_WRITTEN INSTRUCTION_
Reproduce the listing below word for word, keeping every line in its original order.
☆ ☆ ☆
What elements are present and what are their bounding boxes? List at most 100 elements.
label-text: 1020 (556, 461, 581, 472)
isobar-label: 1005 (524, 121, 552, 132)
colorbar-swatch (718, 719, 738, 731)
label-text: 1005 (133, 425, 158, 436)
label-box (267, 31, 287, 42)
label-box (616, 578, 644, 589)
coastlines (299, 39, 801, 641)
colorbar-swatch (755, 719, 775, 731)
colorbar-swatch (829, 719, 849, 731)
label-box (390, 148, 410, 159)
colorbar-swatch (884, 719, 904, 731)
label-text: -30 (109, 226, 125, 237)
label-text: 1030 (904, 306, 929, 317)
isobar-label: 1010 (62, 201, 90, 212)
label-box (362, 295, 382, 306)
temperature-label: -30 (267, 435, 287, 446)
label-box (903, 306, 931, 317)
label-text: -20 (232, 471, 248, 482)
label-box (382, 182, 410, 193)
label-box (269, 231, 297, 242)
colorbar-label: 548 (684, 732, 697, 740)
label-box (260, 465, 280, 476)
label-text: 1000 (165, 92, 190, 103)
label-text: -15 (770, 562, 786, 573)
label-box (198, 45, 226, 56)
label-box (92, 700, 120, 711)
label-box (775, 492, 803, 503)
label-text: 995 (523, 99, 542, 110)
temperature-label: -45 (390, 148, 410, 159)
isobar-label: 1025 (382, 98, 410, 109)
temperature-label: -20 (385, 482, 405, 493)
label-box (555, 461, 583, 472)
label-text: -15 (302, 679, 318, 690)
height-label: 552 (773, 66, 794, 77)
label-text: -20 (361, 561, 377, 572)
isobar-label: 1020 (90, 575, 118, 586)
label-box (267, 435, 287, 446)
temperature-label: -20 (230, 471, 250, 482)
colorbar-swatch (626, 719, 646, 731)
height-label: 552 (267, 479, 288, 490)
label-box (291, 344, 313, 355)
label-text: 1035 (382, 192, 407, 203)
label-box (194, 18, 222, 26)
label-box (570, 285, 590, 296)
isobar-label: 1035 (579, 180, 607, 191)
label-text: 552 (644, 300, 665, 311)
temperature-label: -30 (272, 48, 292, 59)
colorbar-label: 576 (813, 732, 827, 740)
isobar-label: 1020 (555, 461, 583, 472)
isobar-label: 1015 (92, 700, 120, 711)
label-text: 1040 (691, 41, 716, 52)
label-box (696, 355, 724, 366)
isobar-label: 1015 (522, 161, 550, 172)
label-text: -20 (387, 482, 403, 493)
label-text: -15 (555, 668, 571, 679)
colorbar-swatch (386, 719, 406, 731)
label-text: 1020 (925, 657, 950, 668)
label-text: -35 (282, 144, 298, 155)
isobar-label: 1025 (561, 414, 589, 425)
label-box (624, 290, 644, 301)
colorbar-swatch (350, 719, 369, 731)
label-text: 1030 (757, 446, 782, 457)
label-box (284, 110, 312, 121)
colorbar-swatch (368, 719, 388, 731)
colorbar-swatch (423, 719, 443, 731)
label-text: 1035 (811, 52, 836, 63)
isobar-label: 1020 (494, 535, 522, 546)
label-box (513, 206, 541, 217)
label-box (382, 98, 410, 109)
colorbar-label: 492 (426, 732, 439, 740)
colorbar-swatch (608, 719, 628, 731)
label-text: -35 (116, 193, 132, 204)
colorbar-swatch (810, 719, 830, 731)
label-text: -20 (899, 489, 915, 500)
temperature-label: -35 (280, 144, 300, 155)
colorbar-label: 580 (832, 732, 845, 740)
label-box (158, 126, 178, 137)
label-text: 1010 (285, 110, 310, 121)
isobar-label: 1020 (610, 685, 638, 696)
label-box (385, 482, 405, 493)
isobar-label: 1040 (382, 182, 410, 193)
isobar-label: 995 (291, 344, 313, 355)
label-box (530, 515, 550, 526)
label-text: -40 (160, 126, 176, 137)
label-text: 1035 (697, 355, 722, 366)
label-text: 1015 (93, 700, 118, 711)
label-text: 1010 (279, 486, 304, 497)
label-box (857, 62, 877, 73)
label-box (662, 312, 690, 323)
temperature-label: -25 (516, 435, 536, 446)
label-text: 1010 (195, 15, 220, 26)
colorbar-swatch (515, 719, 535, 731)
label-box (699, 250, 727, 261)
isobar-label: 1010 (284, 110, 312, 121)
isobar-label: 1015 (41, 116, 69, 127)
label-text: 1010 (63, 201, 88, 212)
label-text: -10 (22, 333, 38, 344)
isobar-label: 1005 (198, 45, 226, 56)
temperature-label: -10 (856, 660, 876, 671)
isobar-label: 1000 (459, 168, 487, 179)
☆ ☆ ☆
_ANSWER TO THIS EXERCISE_
What elements are present and what are their bounding boxes? List at most 100 elements.
label-text: 1020 (556, 461, 581, 472)
isobar-label: 1005 (524, 121, 552, 132)
colorbar-swatch (718, 719, 738, 731)
label-text: 1005 (133, 425, 158, 436)
label-box (267, 31, 287, 42)
label-box (616, 578, 644, 589)
coastlines (299, 39, 801, 641)
colorbar-swatch (755, 719, 775, 731)
colorbar-swatch (829, 719, 849, 731)
label-box (390, 148, 410, 159)
colorbar-swatch (884, 719, 904, 731)
label-text: -30 (109, 226, 125, 237)
label-text: 1030 (904, 306, 929, 317)
isobar-label: 1010 (62, 201, 90, 212)
label-box (362, 295, 382, 306)
temperature-label: -30 (267, 435, 287, 446)
label-box (903, 306, 931, 317)
label-text: -20 (232, 471, 248, 482)
label-box (382, 182, 410, 193)
label-box (269, 231, 297, 242)
colorbar-label: 548 (684, 732, 697, 740)
label-box (260, 465, 280, 476)
label-text: 1000 (165, 92, 190, 103)
label-text: -15 (770, 562, 786, 573)
label-box (198, 45, 226, 56)
label-box (92, 700, 120, 711)
label-box (775, 492, 803, 503)
label-text: 995 (523, 99, 542, 110)
temperature-label: -45 (390, 148, 410, 159)
isobar-label: 1025 (382, 98, 410, 109)
temperature-label: -20 (385, 482, 405, 493)
label-box (555, 461, 583, 472)
label-text: -15 (302, 679, 318, 690)
height-label: 552 (773, 66, 794, 77)
label-text: -20 (361, 561, 377, 572)
isobar-label: 1020 (90, 575, 118, 586)
label-box (267, 435, 287, 446)
temperature-label: -20 (230, 471, 250, 482)
colorbar-swatch (626, 719, 646, 731)
height-label: 552 (267, 479, 288, 490)
label-box (291, 344, 313, 355)
label-text: 1035 (382, 192, 407, 203)
label-box (194, 18, 222, 26)
label-box (570, 285, 590, 296)
isobar-label: 1035 (579, 180, 607, 191)
label-text: 552 (644, 300, 665, 311)
temperature-label: -30 (272, 48, 292, 59)
colorbar-label: 576 (813, 732, 827, 740)
isobar-label: 1020 (555, 461, 583, 472)
isobar-label: 1015 (92, 700, 120, 711)
label-text: 1040 (691, 41, 716, 52)
label-box (696, 355, 724, 366)
isobar-label: 1015 (522, 161, 550, 172)
label-text: -20 (387, 482, 403, 493)
label-text: -15 (555, 668, 571, 679)
colorbar-swatch (386, 719, 406, 731)
label-text: 1020 (925, 657, 950, 668)
label-text: -35 (282, 144, 298, 155)
isobar-label: 1025 (561, 414, 589, 425)
label-box (624, 290, 644, 301)
colorbar-swatch (350, 719, 369, 731)
label-text: 1030 (757, 446, 782, 457)
label-box (284, 110, 312, 121)
colorbar-swatch (368, 719, 388, 731)
colorbar-swatch (423, 719, 443, 731)
label-text: 1035 (811, 52, 836, 63)
isobar-label: 1020 (494, 535, 522, 546)
label-box (513, 206, 541, 217)
label-box (382, 98, 410, 109)
colorbar-label: 492 (426, 732, 439, 740)
colorbar-swatch (608, 719, 628, 731)
label-text: -35 (116, 193, 132, 204)
colorbar-swatch (810, 719, 830, 731)
label-text: -20 (899, 489, 915, 500)
temperature-label: -35 (280, 144, 300, 155)
colorbar-label: 580 (832, 732, 845, 740)
label-box (158, 126, 178, 137)
label-text: 1010 (285, 110, 310, 121)
isobar-label: 1020 (610, 685, 638, 696)
label-box (385, 482, 405, 493)
isobar-label: 1040 (382, 182, 410, 193)
isobar-label: 995 (291, 344, 313, 355)
label-box (530, 515, 550, 526)
label-text: -40 (160, 126, 176, 137)
label-text: 1035 (697, 355, 722, 366)
label-text: 1015 (93, 700, 118, 711)
label-text: 1010 (279, 486, 304, 497)
label-box (857, 62, 877, 73)
label-box (662, 312, 690, 323)
temperature-label: -25 (516, 435, 536, 446)
label-text: 1010 (195, 15, 220, 26)
colorbar-swatch (515, 719, 535, 731)
label-box (699, 250, 727, 261)
isobar-label: 1010 (284, 110, 312, 121)
isobar-label: 1015 (41, 116, 69, 127)
label-text: 1010 (63, 201, 88, 212)
label-text: -10 (22, 333, 38, 344)
isobar-label: 1005 (198, 45, 226, 56)
temperature-label: -10 (856, 660, 876, 671)
isobar-label: 1000 (459, 168, 487, 179)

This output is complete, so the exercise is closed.